:: OBJECTIVE ::
Without the pictures, repeat the listing character for character.

[Collected data]
= = = =

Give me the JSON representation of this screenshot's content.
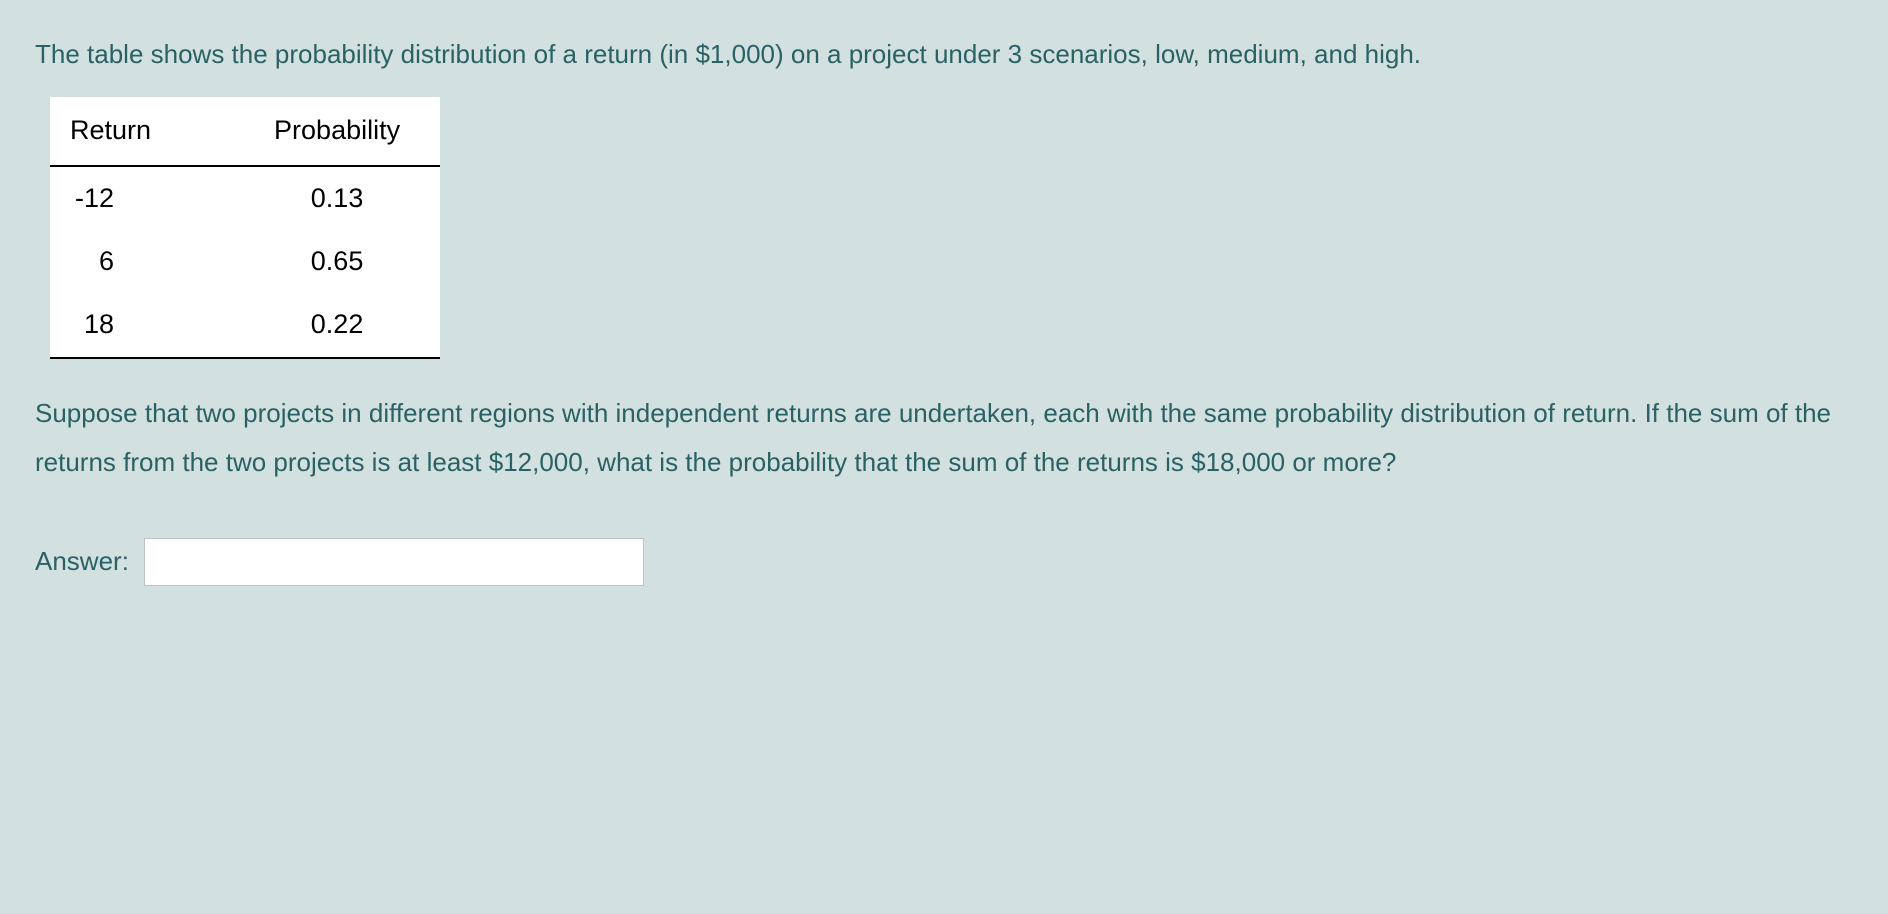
{
  "question": {
    "intro": "The table shows the probability distribution of a return (in $1,000) on a project under 3 scenarios, low, medium, and high.",
    "body": "Suppose that two projects in different regions with independent returns are undertaken, each with the same probability distribution of return. If the sum of the returns from the two projects is at least $12,000, what is the probability that the sum of the returns is $18,000 or more?"
  },
  "table": {
    "headers": {
      "col1": "Return",
      "col2": "Probability"
    },
    "rows": [
      {
        "return": "-12",
        "probability": "0.13"
      },
      {
        "return": "6",
        "probability": "0.65"
      },
      {
        "return": "18",
        "probability": "0.22"
      }
    ]
  },
  "answer": {
    "label": "Answer:",
    "value": ""
  }
}
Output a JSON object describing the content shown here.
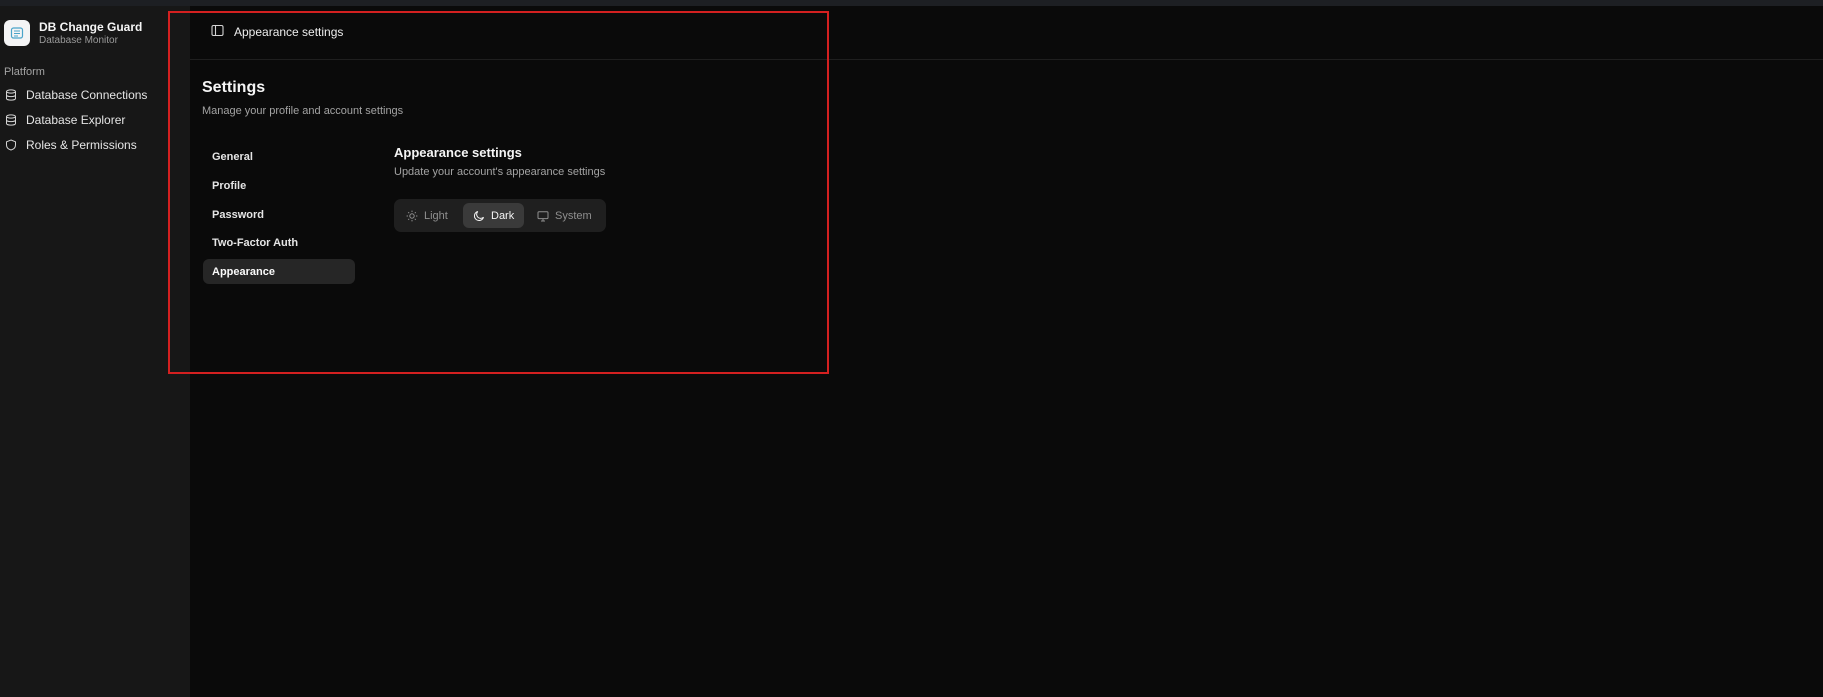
{
  "brand": {
    "name": "DB Change Guard",
    "subtitle": "Database Monitor",
    "logo_icon": "database-logo-icon"
  },
  "sidebar": {
    "group_label": "Platform",
    "items": [
      {
        "label": "Database Connections",
        "icon": "database-icon"
      },
      {
        "label": "Database Explorer",
        "icon": "database-icon"
      },
      {
        "label": "Roles & Permissions",
        "icon": "shield-icon"
      }
    ]
  },
  "header": {
    "title": "Appearance settings",
    "toggle_icon": "sidebar-toggle-icon"
  },
  "settings": {
    "title": "Settings",
    "subtitle": "Manage your profile and account settings",
    "nav": [
      {
        "label": "General",
        "active": false
      },
      {
        "label": "Profile",
        "active": false
      },
      {
        "label": "Password",
        "active": false
      },
      {
        "label": "Two-Factor Auth",
        "active": false
      },
      {
        "label": "Appearance",
        "active": true
      }
    ]
  },
  "appearance": {
    "title": "Appearance settings",
    "subtitle": "Update your account's appearance settings",
    "options": [
      {
        "label": "Light",
        "icon": "sun-icon",
        "selected": false
      },
      {
        "label": "Dark",
        "icon": "moon-icon",
        "selected": true
      },
      {
        "label": "System",
        "icon": "monitor-icon",
        "selected": false
      }
    ]
  },
  "colors": {
    "background": "#0a0a0a",
    "sidebar": "#171717",
    "active_item": "#262626",
    "highlight": "#d42020"
  }
}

= = = =

:: WRITTEN SOLUTION ::
Give me the JSON representation of this screenshot's content.
{
  "question": {
    "intro": "The table shows the probability distribution of a return (in $1,000) on a project under 3 scenarios, low, medium, and high.",
    "body": "Suppose that two projects in different regions with independent returns are undertaken, each with the same probability distribution of return. If the sum of the returns from the two projects is at least $12,000, what is the probability that the sum of the returns is $18,000 or more?"
  },
  "table": {
    "headers": {
      "col1": "Return",
      "col2": "Probability"
    },
    "rows": [
      {
        "return": "-12",
        "probability": "0.13"
      },
      {
        "return": "6",
        "probability": "0.65"
      },
      {
        "return": "18",
        "probability": "0.22"
      }
    ]
  },
  "answer": {
    "label": "Answer:",
    "value": ""
  }
}
Output a JSON object describing the content shown here.
{
  "brand": {
    "name": "DB Change Guard",
    "subtitle": "Database Monitor",
    "logo_icon": "database-logo-icon"
  },
  "sidebar": {
    "group_label": "Platform",
    "items": [
      {
        "label": "Database Connections",
        "icon": "database-icon"
      },
      {
        "label": "Database Explorer",
        "icon": "database-icon"
      },
      {
        "label": "Roles & Permissions",
        "icon": "shield-icon"
      }
    ]
  },
  "header": {
    "title": "Appearance settings",
    "toggle_icon": "sidebar-toggle-icon"
  },
  "settings": {
    "title": "Settings",
    "subtitle": "Manage your profile and account settings",
    "nav": [
      {
        "label": "General",
        "active": false
      },
      {
        "label": "Profile",
        "active": false
      },
      {
        "label": "Password",
        "active": false
      },
      {
        "label": "Two-Factor Auth",
        "active": false
      },
      {
        "label": "Appearance",
        "active": true
      }
    ]
  },
  "appearance": {
    "title": "Appearance settings",
    "subtitle": "Update your account's appearance settings",
    "options": [
      {
        "label": "Light",
        "icon": "sun-icon",
        "selected": false
      },
      {
        "label": "Dark",
        "icon": "moon-icon",
        "selected": true
      },
      {
        "label": "System",
        "icon": "monitor-icon",
        "selected": false
      }
    ]
  },
  "colors": {
    "background": "#0a0a0a",
    "sidebar": "#171717",
    "active_item": "#262626",
    "highlight": "#d42020"
  }
}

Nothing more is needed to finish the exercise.